:: DATA SECTION ::
>>>>>

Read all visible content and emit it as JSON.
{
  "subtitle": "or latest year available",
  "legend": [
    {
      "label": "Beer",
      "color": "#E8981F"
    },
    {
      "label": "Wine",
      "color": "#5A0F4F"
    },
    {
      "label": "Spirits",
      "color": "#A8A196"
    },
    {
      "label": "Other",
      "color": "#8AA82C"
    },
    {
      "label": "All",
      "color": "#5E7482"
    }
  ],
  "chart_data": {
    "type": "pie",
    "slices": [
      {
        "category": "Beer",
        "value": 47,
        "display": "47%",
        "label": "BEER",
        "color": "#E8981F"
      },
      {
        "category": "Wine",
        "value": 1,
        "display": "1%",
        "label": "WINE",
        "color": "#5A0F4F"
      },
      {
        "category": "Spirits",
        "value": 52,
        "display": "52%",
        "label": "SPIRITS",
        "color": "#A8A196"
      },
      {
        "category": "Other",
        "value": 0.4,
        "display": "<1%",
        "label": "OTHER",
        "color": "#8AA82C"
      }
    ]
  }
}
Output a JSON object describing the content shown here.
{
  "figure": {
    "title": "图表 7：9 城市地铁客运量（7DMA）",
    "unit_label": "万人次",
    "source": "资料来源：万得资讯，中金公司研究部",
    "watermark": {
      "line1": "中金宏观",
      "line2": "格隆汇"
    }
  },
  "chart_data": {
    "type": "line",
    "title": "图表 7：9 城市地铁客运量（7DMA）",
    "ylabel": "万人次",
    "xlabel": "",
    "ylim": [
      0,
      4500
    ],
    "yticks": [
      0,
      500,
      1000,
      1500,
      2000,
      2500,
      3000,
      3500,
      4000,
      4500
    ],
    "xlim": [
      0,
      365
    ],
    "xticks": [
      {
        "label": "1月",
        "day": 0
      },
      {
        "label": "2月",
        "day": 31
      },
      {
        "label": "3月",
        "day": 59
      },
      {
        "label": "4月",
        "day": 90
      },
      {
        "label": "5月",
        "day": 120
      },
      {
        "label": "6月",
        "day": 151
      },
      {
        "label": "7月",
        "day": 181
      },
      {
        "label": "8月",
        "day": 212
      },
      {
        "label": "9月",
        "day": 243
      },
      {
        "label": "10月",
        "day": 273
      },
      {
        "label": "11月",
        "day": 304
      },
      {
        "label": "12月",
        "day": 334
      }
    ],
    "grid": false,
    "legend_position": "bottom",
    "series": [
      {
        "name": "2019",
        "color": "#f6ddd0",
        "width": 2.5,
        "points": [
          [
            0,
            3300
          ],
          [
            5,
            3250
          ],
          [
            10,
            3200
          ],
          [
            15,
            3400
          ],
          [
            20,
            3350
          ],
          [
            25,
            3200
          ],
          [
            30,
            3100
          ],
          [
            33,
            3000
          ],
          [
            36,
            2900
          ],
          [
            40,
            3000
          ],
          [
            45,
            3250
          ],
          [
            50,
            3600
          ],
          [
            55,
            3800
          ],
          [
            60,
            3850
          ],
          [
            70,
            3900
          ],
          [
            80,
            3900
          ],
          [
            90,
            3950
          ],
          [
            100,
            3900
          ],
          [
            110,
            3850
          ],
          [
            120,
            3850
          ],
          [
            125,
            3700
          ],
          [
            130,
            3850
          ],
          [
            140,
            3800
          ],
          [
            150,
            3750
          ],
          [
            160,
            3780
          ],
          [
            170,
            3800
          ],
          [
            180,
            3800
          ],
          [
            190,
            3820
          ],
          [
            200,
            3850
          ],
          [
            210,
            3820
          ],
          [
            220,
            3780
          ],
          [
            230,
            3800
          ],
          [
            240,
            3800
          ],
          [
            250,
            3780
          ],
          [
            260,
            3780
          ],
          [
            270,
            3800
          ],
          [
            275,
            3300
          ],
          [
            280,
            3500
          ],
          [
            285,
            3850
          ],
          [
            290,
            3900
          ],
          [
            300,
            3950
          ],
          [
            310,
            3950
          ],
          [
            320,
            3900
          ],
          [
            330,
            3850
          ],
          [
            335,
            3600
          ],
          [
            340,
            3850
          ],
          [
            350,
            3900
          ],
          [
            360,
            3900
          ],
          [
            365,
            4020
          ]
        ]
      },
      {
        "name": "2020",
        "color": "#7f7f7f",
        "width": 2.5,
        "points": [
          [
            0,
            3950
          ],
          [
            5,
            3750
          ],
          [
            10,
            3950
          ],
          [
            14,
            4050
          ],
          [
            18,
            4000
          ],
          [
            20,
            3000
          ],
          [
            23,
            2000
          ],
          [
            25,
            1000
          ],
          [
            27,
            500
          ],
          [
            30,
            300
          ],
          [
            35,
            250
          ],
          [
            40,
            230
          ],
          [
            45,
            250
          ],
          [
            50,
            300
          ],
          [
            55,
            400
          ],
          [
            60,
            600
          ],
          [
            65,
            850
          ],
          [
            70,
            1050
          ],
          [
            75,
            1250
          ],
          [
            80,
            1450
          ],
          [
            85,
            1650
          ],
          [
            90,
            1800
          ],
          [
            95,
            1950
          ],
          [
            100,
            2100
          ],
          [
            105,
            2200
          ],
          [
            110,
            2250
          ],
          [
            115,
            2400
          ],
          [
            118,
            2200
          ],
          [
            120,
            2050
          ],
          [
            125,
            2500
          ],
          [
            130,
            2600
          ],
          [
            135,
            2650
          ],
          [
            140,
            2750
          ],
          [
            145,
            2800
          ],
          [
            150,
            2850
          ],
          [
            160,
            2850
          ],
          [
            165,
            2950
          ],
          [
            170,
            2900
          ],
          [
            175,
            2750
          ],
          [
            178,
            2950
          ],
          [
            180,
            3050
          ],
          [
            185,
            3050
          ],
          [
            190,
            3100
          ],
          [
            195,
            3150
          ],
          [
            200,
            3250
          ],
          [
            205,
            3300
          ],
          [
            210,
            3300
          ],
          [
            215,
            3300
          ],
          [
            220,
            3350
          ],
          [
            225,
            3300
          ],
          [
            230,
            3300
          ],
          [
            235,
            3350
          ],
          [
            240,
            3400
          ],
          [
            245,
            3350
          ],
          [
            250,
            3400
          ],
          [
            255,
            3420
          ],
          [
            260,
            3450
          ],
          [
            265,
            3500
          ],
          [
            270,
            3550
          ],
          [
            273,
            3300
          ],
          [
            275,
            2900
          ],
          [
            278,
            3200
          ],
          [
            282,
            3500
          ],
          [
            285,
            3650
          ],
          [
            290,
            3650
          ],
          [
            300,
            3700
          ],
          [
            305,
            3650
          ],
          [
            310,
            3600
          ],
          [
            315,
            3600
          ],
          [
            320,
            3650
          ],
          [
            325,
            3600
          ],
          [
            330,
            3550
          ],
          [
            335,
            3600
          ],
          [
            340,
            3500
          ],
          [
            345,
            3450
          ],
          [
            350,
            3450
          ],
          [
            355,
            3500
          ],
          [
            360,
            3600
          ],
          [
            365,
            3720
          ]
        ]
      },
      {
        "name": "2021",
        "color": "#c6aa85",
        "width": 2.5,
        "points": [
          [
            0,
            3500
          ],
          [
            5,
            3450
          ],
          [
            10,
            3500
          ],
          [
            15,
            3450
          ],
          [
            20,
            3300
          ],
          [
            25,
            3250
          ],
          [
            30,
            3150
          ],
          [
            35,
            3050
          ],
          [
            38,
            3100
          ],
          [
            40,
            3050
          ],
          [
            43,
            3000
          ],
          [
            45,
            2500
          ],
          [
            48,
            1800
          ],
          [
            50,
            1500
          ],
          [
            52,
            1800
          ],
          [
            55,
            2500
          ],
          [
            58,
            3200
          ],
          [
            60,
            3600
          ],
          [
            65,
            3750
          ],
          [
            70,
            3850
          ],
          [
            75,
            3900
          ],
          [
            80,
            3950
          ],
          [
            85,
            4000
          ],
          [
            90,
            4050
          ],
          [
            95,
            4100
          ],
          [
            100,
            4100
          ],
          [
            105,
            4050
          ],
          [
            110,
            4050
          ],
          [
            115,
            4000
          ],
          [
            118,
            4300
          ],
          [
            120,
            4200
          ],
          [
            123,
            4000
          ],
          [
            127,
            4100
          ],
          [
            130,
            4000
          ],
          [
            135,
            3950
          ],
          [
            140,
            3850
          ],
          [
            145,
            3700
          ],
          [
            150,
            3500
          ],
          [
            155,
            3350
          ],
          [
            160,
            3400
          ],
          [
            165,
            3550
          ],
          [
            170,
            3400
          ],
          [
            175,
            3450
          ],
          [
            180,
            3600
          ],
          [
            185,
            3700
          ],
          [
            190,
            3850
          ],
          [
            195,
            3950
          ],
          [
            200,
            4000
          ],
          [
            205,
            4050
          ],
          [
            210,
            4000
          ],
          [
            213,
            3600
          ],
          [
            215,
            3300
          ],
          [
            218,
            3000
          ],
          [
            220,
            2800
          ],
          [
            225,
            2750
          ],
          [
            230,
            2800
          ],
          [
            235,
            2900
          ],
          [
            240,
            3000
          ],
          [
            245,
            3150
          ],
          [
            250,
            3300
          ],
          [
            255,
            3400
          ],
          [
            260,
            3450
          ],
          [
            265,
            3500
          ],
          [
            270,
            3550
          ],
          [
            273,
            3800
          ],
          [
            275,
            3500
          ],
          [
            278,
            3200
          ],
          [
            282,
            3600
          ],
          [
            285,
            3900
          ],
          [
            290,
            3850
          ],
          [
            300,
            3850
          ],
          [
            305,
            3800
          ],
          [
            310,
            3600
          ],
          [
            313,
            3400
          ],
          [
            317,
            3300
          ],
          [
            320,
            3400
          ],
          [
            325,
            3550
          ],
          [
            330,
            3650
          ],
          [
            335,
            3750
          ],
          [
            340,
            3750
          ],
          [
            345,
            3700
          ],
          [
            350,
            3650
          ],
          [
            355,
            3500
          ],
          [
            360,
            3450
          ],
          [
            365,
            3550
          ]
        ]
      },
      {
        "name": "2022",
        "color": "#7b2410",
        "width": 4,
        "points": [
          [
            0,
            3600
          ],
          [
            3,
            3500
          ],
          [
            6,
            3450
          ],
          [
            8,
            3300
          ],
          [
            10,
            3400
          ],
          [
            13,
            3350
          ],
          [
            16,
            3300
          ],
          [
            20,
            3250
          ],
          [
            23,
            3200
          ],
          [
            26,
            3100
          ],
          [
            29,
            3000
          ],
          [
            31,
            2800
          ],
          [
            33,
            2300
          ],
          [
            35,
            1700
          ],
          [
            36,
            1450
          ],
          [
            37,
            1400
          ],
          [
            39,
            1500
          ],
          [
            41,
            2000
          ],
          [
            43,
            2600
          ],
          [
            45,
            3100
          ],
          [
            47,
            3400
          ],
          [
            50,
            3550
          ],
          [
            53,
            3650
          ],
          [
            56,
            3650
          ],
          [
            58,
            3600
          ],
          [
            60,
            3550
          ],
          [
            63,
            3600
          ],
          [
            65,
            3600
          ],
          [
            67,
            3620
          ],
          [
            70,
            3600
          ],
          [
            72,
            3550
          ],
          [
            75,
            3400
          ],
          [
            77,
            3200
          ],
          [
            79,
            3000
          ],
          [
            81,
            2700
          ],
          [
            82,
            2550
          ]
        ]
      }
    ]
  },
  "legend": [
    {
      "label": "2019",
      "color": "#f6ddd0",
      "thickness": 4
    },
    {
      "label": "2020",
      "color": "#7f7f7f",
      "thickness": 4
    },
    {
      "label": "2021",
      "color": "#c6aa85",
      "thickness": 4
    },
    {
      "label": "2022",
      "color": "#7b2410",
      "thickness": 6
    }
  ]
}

<<<<<

:: OBJECTIVE ::
State the number of lines in these entries that include the string "display". Provide nothing beyond that number.

:: RESULT ::
4